__Fragmento para leer__.

Antes de ver el socialismo, había sido yo en mi primera juventud un joven fanático. Bajo la influencia de los combatientes de muchos países, así como de los defensores del socialismo donde ya había triunfado, y compartiendo el entusiasmo que invadía a la juventud de mi tiempo por la sabiduría y la justeza con que Mao Tse Tung exponía los principios de la dialéctica y la acción política, había sido un guardia rojo, un teórico de la propaganda y, hasta donde mis capacidades me lo permitían, un fiel ejecutor de nuestro ideal.
Pero tenía también una intensa vocación de conocimiento y de estudio, que en mi medio y mis días se tradujeron en la incursión hacia todas las corrientes del pensamiento social, de la ciencia y de las reflexiones sobre la historia. Cosa que me permitió descubrir que en nuestra disciplina o propuesta, se habían estancado varios elementos.
Se había clausurado la introducción de nuevas herramientas de análisis, se había circunscrito el universo de estudio, se habían realizado demasiados deslindes con otras disciplinas o metodologías para abordar la realidad social y el complejo universo de lo humano.
Como parte de una generación que vivía su ideal con profunda vocación y hasta apostolado, sabía que desde la época de las catacumbas cristianas no había pisado la tierra una legión de jóvenes entusiastas, vehementes y fieles, como nosotros. Y sabía también que desde aquellos días no había estado tan cerca y tan cierta la posibilidad de alcanzar el cielo. El cielo de una sociedad justa, armónica, donde todos los seres humanos pudiéramos ser felices.
La percepción de los ciudadanos que vivían bajo el socialismo era sin embargo harto diferente. Y representó siempre para mí un punto de profunda reflexión y de búsqueda. Los jóvenes miraban hacia occidente con ilusión y con esperanza. Pero también como motivo de inspiración para la rebeldía y la expresión de la inconformidad. Los Beatles, que yo en lo personal no había apreciado y que en ello me apartaba de mi generación, eran en estos países del socialismo real los verdaderos héroes. Tan solo en Rusia había más de mil clubes clandestinos que además de escuchar su música como parte de un levantamiento espiritual, realizaban un ejercicio subversivo de fabricación rudimentaria de guitarras eléctricas y de cantadas donde manifestar su necesidad de aire, de libertad y de atrevimiento.

__Filas aportadas__.
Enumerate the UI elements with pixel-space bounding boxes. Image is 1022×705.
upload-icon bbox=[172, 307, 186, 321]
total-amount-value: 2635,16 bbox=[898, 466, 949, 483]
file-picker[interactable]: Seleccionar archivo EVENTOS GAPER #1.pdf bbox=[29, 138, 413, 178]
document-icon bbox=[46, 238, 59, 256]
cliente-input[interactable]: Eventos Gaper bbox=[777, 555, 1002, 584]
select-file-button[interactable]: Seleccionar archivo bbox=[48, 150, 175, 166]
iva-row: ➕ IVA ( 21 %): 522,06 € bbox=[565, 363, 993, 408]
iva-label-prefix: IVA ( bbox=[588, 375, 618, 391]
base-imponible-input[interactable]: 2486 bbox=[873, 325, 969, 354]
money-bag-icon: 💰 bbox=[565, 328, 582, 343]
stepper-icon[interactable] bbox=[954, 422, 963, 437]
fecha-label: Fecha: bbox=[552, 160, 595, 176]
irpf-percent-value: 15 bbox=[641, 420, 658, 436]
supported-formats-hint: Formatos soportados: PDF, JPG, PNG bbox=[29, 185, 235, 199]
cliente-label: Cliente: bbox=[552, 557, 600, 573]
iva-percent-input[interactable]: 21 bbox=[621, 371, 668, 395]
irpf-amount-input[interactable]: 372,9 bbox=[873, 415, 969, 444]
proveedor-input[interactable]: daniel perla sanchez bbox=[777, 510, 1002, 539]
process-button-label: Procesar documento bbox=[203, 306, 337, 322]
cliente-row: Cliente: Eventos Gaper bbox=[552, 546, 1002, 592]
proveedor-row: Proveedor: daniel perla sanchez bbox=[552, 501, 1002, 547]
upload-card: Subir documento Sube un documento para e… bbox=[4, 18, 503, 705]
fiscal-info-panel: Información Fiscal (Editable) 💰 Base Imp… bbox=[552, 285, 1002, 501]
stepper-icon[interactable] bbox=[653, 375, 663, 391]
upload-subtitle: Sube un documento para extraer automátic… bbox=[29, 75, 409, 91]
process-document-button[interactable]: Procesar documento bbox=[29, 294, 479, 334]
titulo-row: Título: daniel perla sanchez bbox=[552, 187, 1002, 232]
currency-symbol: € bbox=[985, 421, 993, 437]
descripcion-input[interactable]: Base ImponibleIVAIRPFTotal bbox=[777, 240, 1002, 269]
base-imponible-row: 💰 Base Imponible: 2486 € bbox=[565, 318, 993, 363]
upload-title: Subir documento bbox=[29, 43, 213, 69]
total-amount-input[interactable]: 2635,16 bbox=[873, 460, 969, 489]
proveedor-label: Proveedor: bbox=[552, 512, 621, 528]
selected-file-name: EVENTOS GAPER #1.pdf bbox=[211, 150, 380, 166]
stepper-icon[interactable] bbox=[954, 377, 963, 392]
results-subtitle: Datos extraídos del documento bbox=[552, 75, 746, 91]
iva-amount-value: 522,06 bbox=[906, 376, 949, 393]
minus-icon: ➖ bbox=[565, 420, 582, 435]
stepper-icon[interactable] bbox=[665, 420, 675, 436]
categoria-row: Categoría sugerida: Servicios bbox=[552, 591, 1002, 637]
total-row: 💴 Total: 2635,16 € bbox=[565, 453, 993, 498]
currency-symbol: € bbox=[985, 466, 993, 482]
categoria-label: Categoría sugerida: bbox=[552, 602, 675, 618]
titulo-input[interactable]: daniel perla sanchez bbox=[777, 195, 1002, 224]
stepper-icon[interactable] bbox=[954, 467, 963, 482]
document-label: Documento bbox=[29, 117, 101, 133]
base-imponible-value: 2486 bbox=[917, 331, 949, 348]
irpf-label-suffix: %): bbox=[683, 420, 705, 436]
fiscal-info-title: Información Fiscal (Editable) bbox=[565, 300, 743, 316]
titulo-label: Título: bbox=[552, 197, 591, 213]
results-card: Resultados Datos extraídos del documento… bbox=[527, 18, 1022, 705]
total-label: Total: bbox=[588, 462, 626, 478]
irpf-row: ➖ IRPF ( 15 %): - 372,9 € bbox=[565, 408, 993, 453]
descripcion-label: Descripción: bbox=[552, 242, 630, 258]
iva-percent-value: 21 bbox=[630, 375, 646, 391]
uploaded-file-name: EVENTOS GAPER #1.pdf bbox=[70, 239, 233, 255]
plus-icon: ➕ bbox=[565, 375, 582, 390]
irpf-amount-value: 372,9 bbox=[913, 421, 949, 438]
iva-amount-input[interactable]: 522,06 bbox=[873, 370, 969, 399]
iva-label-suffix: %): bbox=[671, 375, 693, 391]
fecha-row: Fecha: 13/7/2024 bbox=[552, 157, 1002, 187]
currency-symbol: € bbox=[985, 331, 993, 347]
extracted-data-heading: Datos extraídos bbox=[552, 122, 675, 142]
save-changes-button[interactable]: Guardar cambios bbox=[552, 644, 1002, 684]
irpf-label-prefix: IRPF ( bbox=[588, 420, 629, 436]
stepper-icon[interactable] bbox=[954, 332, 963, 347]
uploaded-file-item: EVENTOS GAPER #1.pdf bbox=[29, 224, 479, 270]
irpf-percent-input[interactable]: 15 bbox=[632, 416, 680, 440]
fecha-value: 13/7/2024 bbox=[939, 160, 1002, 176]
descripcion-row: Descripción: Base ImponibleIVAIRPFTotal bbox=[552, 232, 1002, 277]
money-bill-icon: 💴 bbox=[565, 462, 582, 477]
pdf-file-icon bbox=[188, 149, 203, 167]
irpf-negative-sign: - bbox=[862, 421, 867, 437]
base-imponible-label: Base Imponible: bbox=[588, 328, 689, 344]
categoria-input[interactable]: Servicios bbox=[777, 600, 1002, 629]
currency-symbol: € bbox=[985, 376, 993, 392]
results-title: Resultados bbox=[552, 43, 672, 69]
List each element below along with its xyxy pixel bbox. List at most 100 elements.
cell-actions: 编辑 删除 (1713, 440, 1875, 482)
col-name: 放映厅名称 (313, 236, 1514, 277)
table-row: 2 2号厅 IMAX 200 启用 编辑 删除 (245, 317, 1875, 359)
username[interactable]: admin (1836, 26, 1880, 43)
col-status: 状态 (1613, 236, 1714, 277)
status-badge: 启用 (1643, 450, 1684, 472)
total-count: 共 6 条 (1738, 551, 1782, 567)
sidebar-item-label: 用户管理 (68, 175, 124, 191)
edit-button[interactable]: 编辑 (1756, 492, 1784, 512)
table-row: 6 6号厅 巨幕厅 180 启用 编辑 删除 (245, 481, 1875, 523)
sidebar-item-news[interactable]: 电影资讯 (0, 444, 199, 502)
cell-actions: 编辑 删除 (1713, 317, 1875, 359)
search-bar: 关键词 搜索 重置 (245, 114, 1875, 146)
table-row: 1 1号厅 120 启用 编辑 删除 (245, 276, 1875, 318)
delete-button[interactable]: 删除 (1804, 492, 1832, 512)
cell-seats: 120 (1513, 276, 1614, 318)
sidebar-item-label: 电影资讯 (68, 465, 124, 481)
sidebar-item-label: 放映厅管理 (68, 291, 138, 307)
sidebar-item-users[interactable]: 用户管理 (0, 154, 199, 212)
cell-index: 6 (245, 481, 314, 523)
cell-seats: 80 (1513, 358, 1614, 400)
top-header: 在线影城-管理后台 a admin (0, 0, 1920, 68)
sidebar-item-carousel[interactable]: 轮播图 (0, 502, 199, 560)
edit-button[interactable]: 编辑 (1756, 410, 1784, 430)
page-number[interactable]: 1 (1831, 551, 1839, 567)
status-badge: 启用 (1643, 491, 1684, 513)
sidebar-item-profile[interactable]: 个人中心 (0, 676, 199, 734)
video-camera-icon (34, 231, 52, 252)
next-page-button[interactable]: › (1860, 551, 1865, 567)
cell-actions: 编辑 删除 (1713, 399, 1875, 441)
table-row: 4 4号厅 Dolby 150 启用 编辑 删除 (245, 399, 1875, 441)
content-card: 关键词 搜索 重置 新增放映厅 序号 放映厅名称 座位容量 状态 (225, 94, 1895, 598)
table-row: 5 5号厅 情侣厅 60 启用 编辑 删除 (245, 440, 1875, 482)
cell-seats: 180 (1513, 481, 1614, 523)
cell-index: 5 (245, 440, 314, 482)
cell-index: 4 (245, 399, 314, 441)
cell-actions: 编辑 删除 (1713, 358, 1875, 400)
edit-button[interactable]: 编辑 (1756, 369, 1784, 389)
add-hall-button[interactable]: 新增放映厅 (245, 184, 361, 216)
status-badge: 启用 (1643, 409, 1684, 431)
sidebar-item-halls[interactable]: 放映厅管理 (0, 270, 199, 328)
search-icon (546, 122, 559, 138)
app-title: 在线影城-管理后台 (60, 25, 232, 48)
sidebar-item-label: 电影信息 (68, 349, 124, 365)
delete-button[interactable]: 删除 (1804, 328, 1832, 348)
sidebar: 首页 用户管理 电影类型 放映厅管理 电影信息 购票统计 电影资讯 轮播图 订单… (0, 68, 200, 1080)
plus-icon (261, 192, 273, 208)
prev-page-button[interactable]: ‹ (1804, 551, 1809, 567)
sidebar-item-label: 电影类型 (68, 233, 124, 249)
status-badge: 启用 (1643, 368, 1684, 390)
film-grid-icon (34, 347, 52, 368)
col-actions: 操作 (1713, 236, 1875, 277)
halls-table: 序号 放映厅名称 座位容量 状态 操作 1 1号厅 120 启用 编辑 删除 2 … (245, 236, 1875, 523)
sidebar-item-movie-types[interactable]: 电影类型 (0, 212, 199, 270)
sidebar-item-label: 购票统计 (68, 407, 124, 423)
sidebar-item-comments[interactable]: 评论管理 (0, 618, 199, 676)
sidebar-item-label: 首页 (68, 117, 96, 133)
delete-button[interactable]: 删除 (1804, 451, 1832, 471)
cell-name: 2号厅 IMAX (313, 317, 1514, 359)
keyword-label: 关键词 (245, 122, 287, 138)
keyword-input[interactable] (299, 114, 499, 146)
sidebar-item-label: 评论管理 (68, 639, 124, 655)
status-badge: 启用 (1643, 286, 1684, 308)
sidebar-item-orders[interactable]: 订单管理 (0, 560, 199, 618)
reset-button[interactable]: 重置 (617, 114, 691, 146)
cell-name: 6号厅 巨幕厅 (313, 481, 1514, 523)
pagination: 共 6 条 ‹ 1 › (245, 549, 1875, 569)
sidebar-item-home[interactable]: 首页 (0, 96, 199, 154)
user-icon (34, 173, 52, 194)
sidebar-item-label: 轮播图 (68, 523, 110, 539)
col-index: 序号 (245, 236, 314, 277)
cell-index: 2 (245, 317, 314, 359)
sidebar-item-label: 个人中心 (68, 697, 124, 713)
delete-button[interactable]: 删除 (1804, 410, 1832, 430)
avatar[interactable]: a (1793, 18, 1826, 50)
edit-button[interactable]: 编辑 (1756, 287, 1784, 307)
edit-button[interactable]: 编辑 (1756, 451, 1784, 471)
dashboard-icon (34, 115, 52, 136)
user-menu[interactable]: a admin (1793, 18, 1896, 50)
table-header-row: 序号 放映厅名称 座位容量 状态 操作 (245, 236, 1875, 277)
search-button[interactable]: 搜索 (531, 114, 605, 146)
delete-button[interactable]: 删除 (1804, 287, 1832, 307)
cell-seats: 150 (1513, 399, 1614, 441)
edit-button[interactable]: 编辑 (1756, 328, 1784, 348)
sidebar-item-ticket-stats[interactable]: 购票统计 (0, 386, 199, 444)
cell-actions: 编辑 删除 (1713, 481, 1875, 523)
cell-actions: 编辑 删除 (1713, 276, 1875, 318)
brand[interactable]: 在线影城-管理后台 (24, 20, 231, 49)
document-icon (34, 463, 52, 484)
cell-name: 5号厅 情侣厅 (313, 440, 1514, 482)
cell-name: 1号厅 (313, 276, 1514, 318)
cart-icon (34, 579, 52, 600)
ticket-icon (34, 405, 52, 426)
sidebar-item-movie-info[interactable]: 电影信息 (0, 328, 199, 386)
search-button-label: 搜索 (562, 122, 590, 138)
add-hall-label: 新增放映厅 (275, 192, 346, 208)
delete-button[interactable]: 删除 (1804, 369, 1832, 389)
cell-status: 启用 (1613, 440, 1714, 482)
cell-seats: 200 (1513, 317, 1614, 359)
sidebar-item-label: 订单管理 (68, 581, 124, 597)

__El ejercicio__.
Reproduce sin cambios, del fragmento sobre el socialismo, la parte que comienza con las palabras "Como parte de una" y termina con "pudiéramos ser felices.". Estas filas provienen de otra fuente.

__Respuesta al ejercicio__.
Como parte de una generación que vivía su ideal con profunda vocación y hasta apostolado, sabía que desde la época de las catacumbas cristianas no había pisado la tierra una legión de jóvenes entusiastas, vehementes y fieles, como nosotros. Y sabía también que desde aquellos días no había estado tan cerca y tan cierta la posibilidad de alcanzar el cielo. El cielo de una sociedad justa, armónica, donde todos los seres humanos pudiéramos ser felices.